** BEGIN **
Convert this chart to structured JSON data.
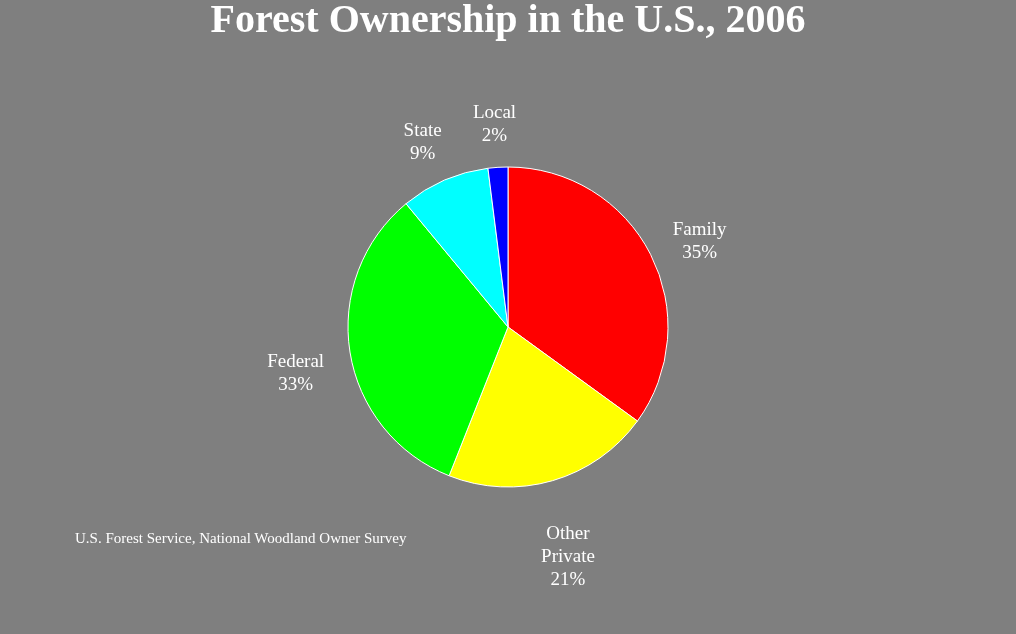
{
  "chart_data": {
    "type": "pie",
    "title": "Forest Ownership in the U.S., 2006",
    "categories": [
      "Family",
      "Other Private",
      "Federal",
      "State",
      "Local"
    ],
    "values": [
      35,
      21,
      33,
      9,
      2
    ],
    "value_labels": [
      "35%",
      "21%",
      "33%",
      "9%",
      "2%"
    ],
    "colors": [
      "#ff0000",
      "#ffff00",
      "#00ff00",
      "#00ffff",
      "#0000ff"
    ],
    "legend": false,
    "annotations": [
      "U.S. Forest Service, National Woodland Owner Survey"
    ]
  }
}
** END **
▸ **WHAT THE EXERCISE ASKS**:
Can you repeat every record above exactly, apart from the pictures?

▸ **WORKED ANSWER**:
Convert this chart to structured JSON data.
{
  "chart_data": {
    "type": "pie",
    "title": "Forest Ownership in the U.S., 2006",
    "categories": [
      "Family",
      "Other Private",
      "Federal",
      "State",
      "Local"
    ],
    "values": [
      35,
      21,
      33,
      9,
      2
    ],
    "value_labels": [
      "35%",
      "21%",
      "33%",
      "9%",
      "2%"
    ],
    "colors": [
      "#ff0000",
      "#ffff00",
      "#00ff00",
      "#00ffff",
      "#0000ff"
    ],
    "legend": false,
    "annotations": [
      "U.S. Forest Service, National Woodland Owner Survey"
    ]
  }
}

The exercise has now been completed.